__WRITTEN INSTRUCTION__: Identify the lines containing the word "model". Copy each one.

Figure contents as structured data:
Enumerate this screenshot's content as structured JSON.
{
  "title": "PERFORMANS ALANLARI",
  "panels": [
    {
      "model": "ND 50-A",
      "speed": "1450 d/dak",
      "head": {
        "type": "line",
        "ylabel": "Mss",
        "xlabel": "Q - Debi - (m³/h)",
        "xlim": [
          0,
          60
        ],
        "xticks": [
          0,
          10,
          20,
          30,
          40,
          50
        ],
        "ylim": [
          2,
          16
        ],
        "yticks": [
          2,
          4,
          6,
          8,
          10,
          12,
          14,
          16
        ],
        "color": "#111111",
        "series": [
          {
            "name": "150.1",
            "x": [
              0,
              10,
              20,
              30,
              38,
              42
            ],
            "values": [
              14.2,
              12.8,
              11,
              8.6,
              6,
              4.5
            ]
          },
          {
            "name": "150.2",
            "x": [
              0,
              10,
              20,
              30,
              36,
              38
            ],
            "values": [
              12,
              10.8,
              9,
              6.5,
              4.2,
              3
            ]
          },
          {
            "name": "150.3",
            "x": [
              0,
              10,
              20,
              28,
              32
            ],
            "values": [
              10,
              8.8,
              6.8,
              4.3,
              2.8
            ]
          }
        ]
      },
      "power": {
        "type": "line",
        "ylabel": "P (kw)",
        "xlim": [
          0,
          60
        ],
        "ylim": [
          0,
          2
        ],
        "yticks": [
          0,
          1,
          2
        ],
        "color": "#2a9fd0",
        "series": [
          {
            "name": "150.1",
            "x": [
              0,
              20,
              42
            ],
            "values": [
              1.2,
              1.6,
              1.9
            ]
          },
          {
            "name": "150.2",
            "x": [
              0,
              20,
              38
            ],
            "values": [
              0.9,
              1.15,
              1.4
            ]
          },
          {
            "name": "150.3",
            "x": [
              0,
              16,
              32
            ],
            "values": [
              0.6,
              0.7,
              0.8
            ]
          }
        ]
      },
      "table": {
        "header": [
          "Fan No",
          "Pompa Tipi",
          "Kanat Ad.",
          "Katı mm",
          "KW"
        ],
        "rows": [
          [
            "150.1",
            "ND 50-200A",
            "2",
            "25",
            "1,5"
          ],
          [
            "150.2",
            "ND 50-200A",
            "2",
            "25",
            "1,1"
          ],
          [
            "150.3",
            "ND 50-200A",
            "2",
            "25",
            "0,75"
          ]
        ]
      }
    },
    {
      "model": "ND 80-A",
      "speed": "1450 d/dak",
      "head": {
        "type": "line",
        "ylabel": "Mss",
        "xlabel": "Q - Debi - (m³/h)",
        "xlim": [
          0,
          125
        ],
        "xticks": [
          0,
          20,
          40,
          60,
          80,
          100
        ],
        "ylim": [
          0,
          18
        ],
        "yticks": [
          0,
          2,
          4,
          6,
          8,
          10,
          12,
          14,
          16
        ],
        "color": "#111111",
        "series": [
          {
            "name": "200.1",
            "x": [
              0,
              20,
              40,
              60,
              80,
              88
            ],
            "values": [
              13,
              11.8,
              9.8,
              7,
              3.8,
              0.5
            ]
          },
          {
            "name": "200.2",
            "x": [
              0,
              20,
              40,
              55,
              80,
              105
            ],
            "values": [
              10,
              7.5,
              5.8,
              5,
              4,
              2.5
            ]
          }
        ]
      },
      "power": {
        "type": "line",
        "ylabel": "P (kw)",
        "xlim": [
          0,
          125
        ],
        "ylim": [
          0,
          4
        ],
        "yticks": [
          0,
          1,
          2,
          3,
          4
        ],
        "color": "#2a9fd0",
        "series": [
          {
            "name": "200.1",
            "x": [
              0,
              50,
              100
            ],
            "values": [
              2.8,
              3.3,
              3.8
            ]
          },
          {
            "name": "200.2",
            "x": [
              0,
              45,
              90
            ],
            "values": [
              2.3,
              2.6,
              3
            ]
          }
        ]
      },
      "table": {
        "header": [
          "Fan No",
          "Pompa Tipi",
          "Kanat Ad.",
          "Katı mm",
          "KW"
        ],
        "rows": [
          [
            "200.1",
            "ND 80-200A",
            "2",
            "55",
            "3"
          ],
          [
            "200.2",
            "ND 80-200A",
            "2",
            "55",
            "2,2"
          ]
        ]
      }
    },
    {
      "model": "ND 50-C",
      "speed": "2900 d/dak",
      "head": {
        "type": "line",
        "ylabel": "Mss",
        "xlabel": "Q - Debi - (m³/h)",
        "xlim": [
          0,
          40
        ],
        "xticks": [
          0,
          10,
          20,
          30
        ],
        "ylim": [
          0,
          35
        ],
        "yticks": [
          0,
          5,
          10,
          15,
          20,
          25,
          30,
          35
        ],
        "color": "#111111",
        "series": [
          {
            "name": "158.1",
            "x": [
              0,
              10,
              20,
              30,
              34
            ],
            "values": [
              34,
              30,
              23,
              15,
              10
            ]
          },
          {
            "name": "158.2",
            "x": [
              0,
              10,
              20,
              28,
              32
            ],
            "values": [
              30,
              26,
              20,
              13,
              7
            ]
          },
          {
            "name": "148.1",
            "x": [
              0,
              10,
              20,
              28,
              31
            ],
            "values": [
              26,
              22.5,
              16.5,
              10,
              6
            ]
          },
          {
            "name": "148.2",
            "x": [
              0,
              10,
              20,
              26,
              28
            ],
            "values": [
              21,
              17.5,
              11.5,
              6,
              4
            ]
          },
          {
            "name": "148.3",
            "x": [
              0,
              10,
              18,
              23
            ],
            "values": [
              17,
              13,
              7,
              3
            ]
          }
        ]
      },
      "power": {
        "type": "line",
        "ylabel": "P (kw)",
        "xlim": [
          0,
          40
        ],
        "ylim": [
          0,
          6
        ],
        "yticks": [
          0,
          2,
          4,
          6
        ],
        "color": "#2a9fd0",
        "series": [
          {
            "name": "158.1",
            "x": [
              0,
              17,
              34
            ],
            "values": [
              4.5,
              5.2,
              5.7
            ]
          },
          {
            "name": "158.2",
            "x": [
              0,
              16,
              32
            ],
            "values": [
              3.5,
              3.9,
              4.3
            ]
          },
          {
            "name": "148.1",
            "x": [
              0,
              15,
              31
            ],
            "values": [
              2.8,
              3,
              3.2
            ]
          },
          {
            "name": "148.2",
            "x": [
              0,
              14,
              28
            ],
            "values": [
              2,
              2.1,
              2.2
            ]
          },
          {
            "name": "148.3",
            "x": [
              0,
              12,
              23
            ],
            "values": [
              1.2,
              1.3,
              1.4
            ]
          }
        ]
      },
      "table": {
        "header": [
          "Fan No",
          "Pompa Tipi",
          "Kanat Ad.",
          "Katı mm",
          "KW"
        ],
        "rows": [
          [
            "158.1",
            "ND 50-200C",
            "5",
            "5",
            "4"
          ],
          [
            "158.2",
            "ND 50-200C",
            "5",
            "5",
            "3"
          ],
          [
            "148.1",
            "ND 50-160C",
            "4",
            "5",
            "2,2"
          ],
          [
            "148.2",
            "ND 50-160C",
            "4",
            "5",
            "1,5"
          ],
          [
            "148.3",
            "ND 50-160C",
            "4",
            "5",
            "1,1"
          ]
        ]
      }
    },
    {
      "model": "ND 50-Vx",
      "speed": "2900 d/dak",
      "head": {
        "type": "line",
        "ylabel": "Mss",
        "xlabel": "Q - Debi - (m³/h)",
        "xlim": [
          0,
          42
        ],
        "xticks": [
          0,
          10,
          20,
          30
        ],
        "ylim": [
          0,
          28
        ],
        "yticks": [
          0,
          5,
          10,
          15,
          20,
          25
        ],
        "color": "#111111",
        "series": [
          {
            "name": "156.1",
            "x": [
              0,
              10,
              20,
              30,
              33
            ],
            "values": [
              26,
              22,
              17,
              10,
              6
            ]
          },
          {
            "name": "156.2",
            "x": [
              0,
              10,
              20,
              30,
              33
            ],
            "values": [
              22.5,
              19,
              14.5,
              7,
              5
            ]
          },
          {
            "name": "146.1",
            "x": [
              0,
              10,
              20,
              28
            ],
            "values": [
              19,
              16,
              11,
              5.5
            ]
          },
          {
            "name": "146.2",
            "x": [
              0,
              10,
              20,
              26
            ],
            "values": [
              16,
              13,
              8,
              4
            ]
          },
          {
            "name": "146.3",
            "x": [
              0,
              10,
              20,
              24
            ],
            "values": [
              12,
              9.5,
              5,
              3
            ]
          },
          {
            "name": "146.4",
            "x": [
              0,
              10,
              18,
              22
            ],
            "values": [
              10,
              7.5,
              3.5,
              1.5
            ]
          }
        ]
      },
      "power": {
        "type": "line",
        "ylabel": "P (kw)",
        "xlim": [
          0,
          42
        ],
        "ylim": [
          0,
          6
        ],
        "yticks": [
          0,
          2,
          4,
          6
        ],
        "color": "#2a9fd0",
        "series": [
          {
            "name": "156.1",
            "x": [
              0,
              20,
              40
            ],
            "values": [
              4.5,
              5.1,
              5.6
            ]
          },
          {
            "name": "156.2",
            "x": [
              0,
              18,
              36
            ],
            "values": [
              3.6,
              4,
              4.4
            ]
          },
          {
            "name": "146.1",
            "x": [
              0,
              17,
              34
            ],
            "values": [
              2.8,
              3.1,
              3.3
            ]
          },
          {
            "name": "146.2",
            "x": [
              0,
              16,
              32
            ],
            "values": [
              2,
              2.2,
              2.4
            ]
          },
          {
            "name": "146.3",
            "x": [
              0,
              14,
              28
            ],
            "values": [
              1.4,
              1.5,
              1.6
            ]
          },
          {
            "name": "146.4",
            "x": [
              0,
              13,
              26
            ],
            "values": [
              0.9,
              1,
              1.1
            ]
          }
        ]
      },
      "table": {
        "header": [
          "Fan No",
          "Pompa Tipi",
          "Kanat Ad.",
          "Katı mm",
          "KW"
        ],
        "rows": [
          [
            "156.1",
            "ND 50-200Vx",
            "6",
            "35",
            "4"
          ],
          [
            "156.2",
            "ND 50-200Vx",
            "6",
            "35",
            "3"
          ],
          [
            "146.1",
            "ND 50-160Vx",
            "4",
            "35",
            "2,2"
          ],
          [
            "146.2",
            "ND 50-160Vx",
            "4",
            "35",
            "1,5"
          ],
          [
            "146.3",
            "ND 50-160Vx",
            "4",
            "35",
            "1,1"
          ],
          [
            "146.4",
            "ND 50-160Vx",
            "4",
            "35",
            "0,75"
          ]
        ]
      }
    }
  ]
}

__SOLVED EXERCISE__:
      "model": "ND 50-A",
      "model": "ND 80-A",
      "model": "ND 50-C",
      "model": "ND 50-Vx",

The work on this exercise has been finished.